◆ DO THIS: Scan the entries below for the word "按日配置付费". Copy each line that has it.

◆ Data items:
##############################
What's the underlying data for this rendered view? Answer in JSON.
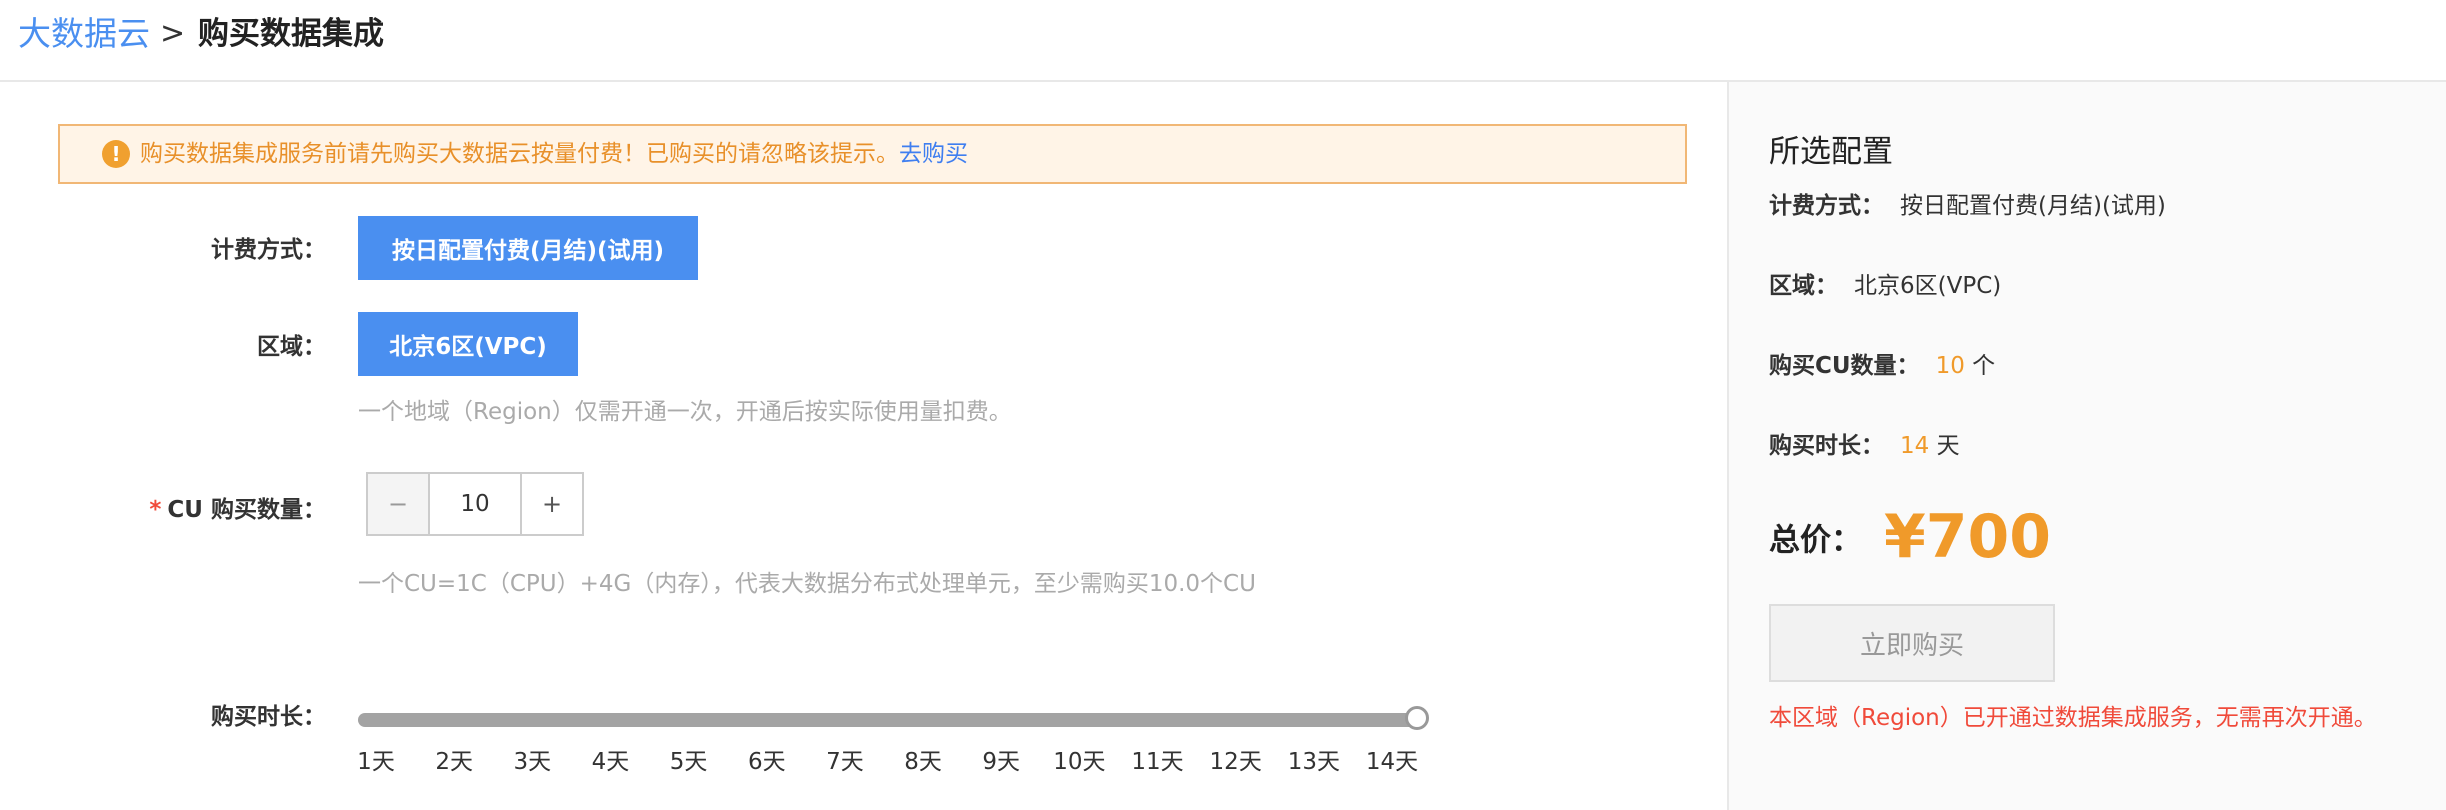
{
  "header": {
    "breadcrumb_home": "大数据云",
    "separator": ">",
    "breadcrumb_current": "购买数据集成"
  },
  "alert": {
    "icon": "exclamation-circle-icon",
    "text": "购买数据集成服务前请先购买大数据云按量付费！已购买的请忽略该提示。",
    "link": "去购买",
    "colors": {
      "background": "#fff4e7",
      "border": "#f1b775",
      "text": "#e8902a",
      "link": "#3f7ef0"
    }
  },
  "form": {
    "billing": {
      "label": "计费方式：",
      "option": "按日配置付费(月结)(试用)"
    },
    "region": {
      "label": "区域：",
      "option": "北京6区(VPC)",
      "hint": "一个地域（Region）仅需开通一次，开通后按实际使用量扣费。"
    },
    "cu": {
      "required_mark": "*",
      "label": "CU 购买数量：",
      "minus": "−",
      "value": "10",
      "plus": "+",
      "hint": "一个CU=1C（CPU）+4G（内存），代表大数据分布式处理单元，至少需购买10.0个CU"
    },
    "duration": {
      "label": "购买时长：",
      "ticks": [
        "1天",
        "2天",
        "3天",
        "4天",
        "5天",
        "6天",
        "7天",
        "8天",
        "9天",
        "10天",
        "11天",
        "12天",
        "13天",
        "14天"
      ],
      "selected_days": 14,
      "max_days": 14
    }
  },
  "summary": {
    "title": "所选配置",
    "billing_key": "计费方式：",
    "billing_val": "按日配置付费(月结)(试用)",
    "region_key": "区域：",
    "region_val": "北京6区(VPC)",
    "cu_key": "购买CU数量：",
    "cu_val": "10",
    "cu_unit": "个",
    "duration_key": "购买时长：",
    "duration_val": "14",
    "duration_unit": "天",
    "total_label": "总价：",
    "total_price": "¥700",
    "buy_button": "立即购买",
    "note": "本区域（Region）已开通过数据集成服务，无需再次开通。"
  },
  "colors": {
    "accent": "#4a8ff0",
    "price": "#f09a2a",
    "error": "#f04a3a"
  }
}
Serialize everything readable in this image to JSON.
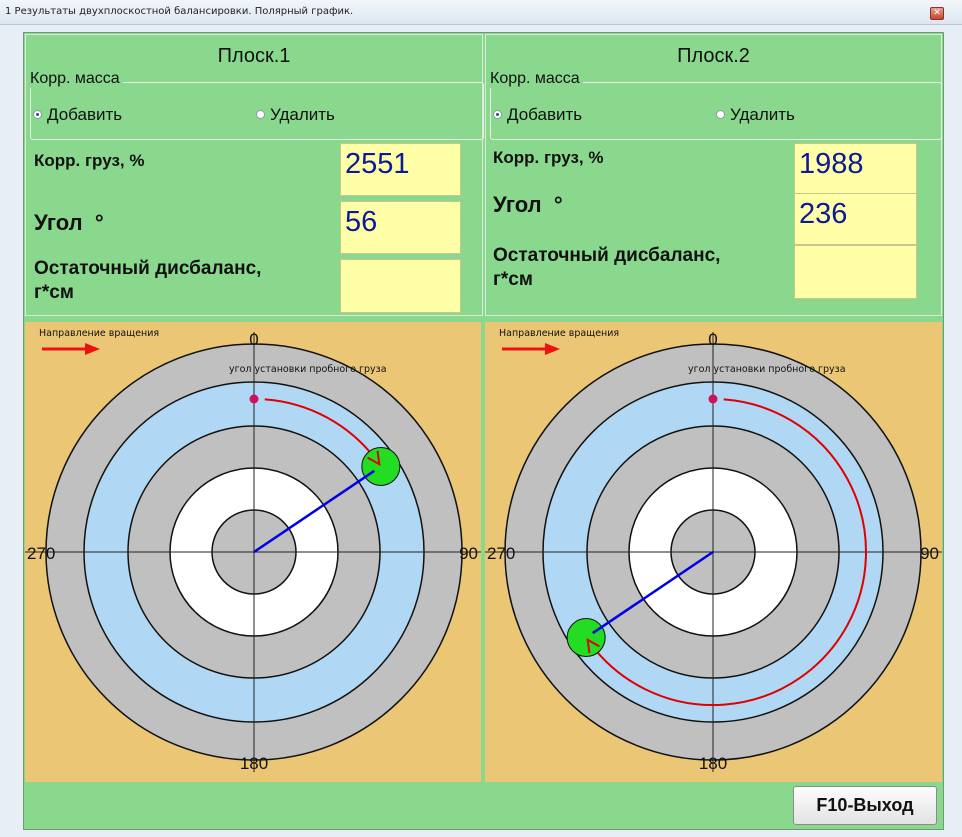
{
  "window": {
    "title": "1 Результаты двухплоскостной балансировки. Полярный график."
  },
  "planes": [
    {
      "title": "Плоск.1",
      "group_label": "Корр. масса",
      "radio_add": "Добавить",
      "radio_remove": "Удалить",
      "selected": "add",
      "weight_label": "Корр. груз, %",
      "weight_value": "2551",
      "angle_label": "Угол",
      "angle_unit": "°",
      "angle_value": "56",
      "residual_label": "Остаточный дисбаланс,",
      "residual_unit": "г*см",
      "residual_value": ""
    },
    {
      "title": "Плоск.2",
      "group_label": "Корр. масса",
      "radio_add": "Добавить",
      "radio_remove": "Удалить",
      "selected": "add",
      "weight_label": "Корр. груз, %",
      "weight_value": "1988",
      "angle_label": "Угол",
      "angle_unit": "°",
      "angle_value": "236",
      "residual_label": "Остаточный дисбаланс,",
      "residual_unit": "г*см",
      "residual_value": ""
    }
  ],
  "chart_data": [
    {
      "type": "polar",
      "rotation_label": "Направление вращения",
      "trial_label": "угол установки пробного груза",
      "axis_labels": {
        "top": "0",
        "right": "90",
        "bottom": "180",
        "left": "270"
      },
      "trial_angle": 0,
      "correction_angle": 56,
      "colors": {
        "background": "#EBC675",
        "ring_gray": "#C0C0C0",
        "ring_blue": "#B0D8F4",
        "center": "#FFFFFF",
        "vector": "#0000E6",
        "arc": "#E00000",
        "weight": "#22DD22",
        "trial_dot": "#D0105A",
        "arrow": "#EE1111"
      }
    },
    {
      "type": "polar",
      "rotation_label": "Направление вращения",
      "trial_label": "угол установки пробного груза",
      "axis_labels": {
        "top": "0",
        "right": "90",
        "bottom": "180",
        "left": "270"
      },
      "trial_angle": 0,
      "correction_angle": 236,
      "colors": {
        "background": "#EBC675",
        "ring_gray": "#C0C0C0",
        "ring_blue": "#B0D8F4",
        "center": "#FFFFFF",
        "vector": "#0000E6",
        "arc": "#E00000",
        "weight": "#22DD22",
        "trial_dot": "#D0105A",
        "arrow": "#EE1111"
      }
    }
  ],
  "footer": {
    "exit_label": "F10-Выход"
  }
}
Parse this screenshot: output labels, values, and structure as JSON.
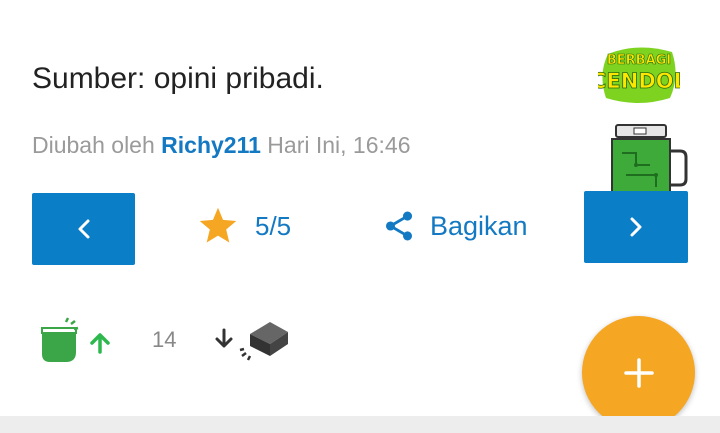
{
  "post": {
    "text": "Sumber: opini pribadi.",
    "edited_prefix": "Diubah oleh",
    "edited_user": "Richy211",
    "edited_time": "Hari Ini, 16:46"
  },
  "actions": {
    "prev_icon": "chevron-left-icon",
    "next_icon": "chevron-right-icon",
    "rating_value": "5/5",
    "rating_icon": "star-icon",
    "share_label": "Bagikan",
    "share_icon": "share-icon"
  },
  "votes": {
    "count": "14",
    "upvote_icon": "cendol-upvote-icon",
    "downvote_icon": "bata-downvote-icon"
  },
  "badges": {
    "cendol_logo_text": "BERBAGI CENDOL",
    "jar_icon": "cendol-jar-icon"
  },
  "colors": {
    "accent_blue": "#0a7ec7",
    "star": "#f5a623",
    "fab": "#f5a623",
    "upvote_green": "#2db84d"
  }
}
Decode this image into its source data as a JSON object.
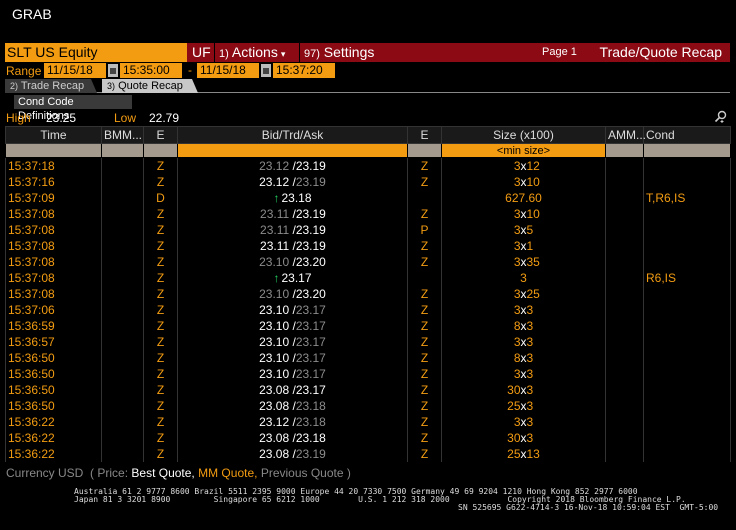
{
  "window": {
    "title": "GRAB"
  },
  "commandbar": {
    "security": "SLT US Equity",
    "uf": "UF",
    "actions_num": "1)",
    "actions_label": "Actions",
    "settings_num": "97)",
    "settings_label": "Settings",
    "page_label": "Page 1",
    "function_title": "Trade/Quote Recap",
    "colors": {
      "bar": "#8b0a14",
      "accent": "#f39c12"
    }
  },
  "range": {
    "label": "Range",
    "start_date": "11/15/18",
    "start_time": "15:35:00",
    "separator": "-",
    "end_date": "11/15/18",
    "end_time": "15:37:20"
  },
  "tabs": [
    {
      "num": "2)",
      "label": "Trade Recap"
    },
    {
      "num": "3)",
      "label": "Quote Recap"
    }
  ],
  "cond_button": "Cond Code Definitions",
  "stats": {
    "high_label": "High",
    "high": "23.25",
    "low_label": "Low",
    "low": "22.79"
  },
  "table": {
    "headers": [
      "Time",
      "BMM...",
      "E",
      "Bid/Trd/Ask",
      "E",
      "Size (x100)",
      "AMM...",
      "Cond"
    ],
    "size_filter": "<min size>",
    "rows": [
      {
        "time": "15:37:18",
        "e": "Z",
        "kind": "quote",
        "bid": "23.12",
        "bid_dim": true,
        "ask": "23.19",
        "ask_dim": false,
        "e2": "Z",
        "bs": "3",
        "as": "12",
        "cond": ""
      },
      {
        "time": "15:37:16",
        "e": "Z",
        "kind": "quote",
        "bid": "23.12",
        "bid_dim": false,
        "ask": "23.19",
        "ask_dim": true,
        "e2": "Z",
        "bs": "3",
        "as": "10",
        "cond": ""
      },
      {
        "time": "15:37:09",
        "e": "D",
        "kind": "trade",
        "price": "23.18",
        "size": "627.60",
        "cond": "T,R6,IS"
      },
      {
        "time": "15:37:08",
        "e": "Z",
        "kind": "quote",
        "bid": "23.11",
        "bid_dim": true,
        "ask": "23.19",
        "ask_dim": false,
        "e2": "Z",
        "bs": "3",
        "as": "10",
        "cond": ""
      },
      {
        "time": "15:37:08",
        "e": "Z",
        "kind": "quote",
        "bid": "23.11",
        "bid_dim": true,
        "ask": "23.19",
        "ask_dim": false,
        "e2": "P",
        "bs": "3",
        "as": "5",
        "cond": ""
      },
      {
        "time": "15:37:08",
        "e": "Z",
        "kind": "quote",
        "bid": "23.11",
        "bid_dim": false,
        "ask": "23.19",
        "ask_dim": false,
        "e2": "Z",
        "bs": "3",
        "as": "1",
        "cond": ""
      },
      {
        "time": "15:37:08",
        "e": "Z",
        "kind": "quote",
        "bid": "23.10",
        "bid_dim": true,
        "ask": "23.20",
        "ask_dim": false,
        "e2": "Z",
        "bs": "3",
        "as": "35",
        "cond": ""
      },
      {
        "time": "15:37:08",
        "e": "Z",
        "kind": "trade",
        "price": "23.17",
        "size": "3",
        "cond": "R6,IS"
      },
      {
        "time": "15:37:08",
        "e": "Z",
        "kind": "quote",
        "bid": "23.10",
        "bid_dim": true,
        "ask": "23.20",
        "ask_dim": false,
        "e2": "Z",
        "bs": "3",
        "as": "25",
        "cond": ""
      },
      {
        "time": "15:37:06",
        "e": "Z",
        "kind": "quote",
        "bid": "23.10",
        "bid_dim": false,
        "ask": "23.17",
        "ask_dim": true,
        "e2": "Z",
        "bs": "3",
        "as": "3",
        "cond": ""
      },
      {
        "time": "15:36:59",
        "e": "Z",
        "kind": "quote",
        "bid": "23.10",
        "bid_dim": false,
        "ask": "23.17",
        "ask_dim": true,
        "e2": "Z",
        "bs": "8",
        "as": "3",
        "cond": ""
      },
      {
        "time": "15:36:57",
        "e": "Z",
        "kind": "quote",
        "bid": "23.10",
        "bid_dim": false,
        "ask": "23.17",
        "ask_dim": true,
        "e2": "Z",
        "bs": "3",
        "as": "3",
        "cond": ""
      },
      {
        "time": "15:36:50",
        "e": "Z",
        "kind": "quote",
        "bid": "23.10",
        "bid_dim": false,
        "ask": "23.17",
        "ask_dim": true,
        "e2": "Z",
        "bs": "8",
        "as": "3",
        "cond": ""
      },
      {
        "time": "15:36:50",
        "e": "Z",
        "kind": "quote",
        "bid": "23.10",
        "bid_dim": false,
        "ask": "23.17",
        "ask_dim": true,
        "e2": "Z",
        "bs": "3",
        "as": "3",
        "cond": ""
      },
      {
        "time": "15:36:50",
        "e": "Z",
        "kind": "quote",
        "bid": "23.08",
        "bid_dim": false,
        "ask": "23.17",
        "ask_dim": false,
        "e2": "Z",
        "bs": "30",
        "as": "3",
        "cond": ""
      },
      {
        "time": "15:36:50",
        "e": "Z",
        "kind": "quote",
        "bid": "23.08",
        "bid_dim": false,
        "ask": "23.18",
        "ask_dim": true,
        "e2": "Z",
        "bs": "25",
        "as": "3",
        "cond": ""
      },
      {
        "time": "15:36:22",
        "e": "Z",
        "kind": "quote",
        "bid": "23.12",
        "bid_dim": false,
        "ask": "23.18",
        "ask_dim": true,
        "e2": "Z",
        "bs": "3",
        "as": "3",
        "cond": ""
      },
      {
        "time": "15:36:22",
        "e": "Z",
        "kind": "quote",
        "bid": "23.08",
        "bid_dim": false,
        "ask": "23.18",
        "ask_dim": false,
        "e2": "Z",
        "bs": "30",
        "as": "3",
        "cond": ""
      },
      {
        "time": "15:36:22",
        "e": "Z",
        "kind": "quote",
        "bid": "23.08",
        "bid_dim": false,
        "ask": "23.19",
        "ask_dim": true,
        "e2": "Z",
        "bs": "25",
        "as": "13",
        "cond": ""
      }
    ]
  },
  "legend": {
    "currency": "Currency USD",
    "open": "( Price:",
    "best": "Best Quote,",
    "mm": "MM Quote,",
    "prev": "Previous Quote",
    "close": ")"
  },
  "footer": {
    "line1": "Australia 61 2 9777 8600 Brazil 5511 2395 9000 Europe 44 20 7330 7500 Germany 49 69 9204 1210 Hong Kong 852 2977 6000",
    "line2": "Japan 81 3 3201 8900         Singapore 65 6212 1000        U.S. 1 212 318 2000            Copyright 2018 Bloomberg Finance L.P.",
    "line3": "SN 525695 G622-4714-3 16-Nov-18 10:59:04 EST  GMT-5:00"
  }
}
##############################
◆ COMPLETED EXERCISE:
      "option": "按日配置付费(月结)(试用)"
    "billing_val": "按日配置付费(月结)(试用)",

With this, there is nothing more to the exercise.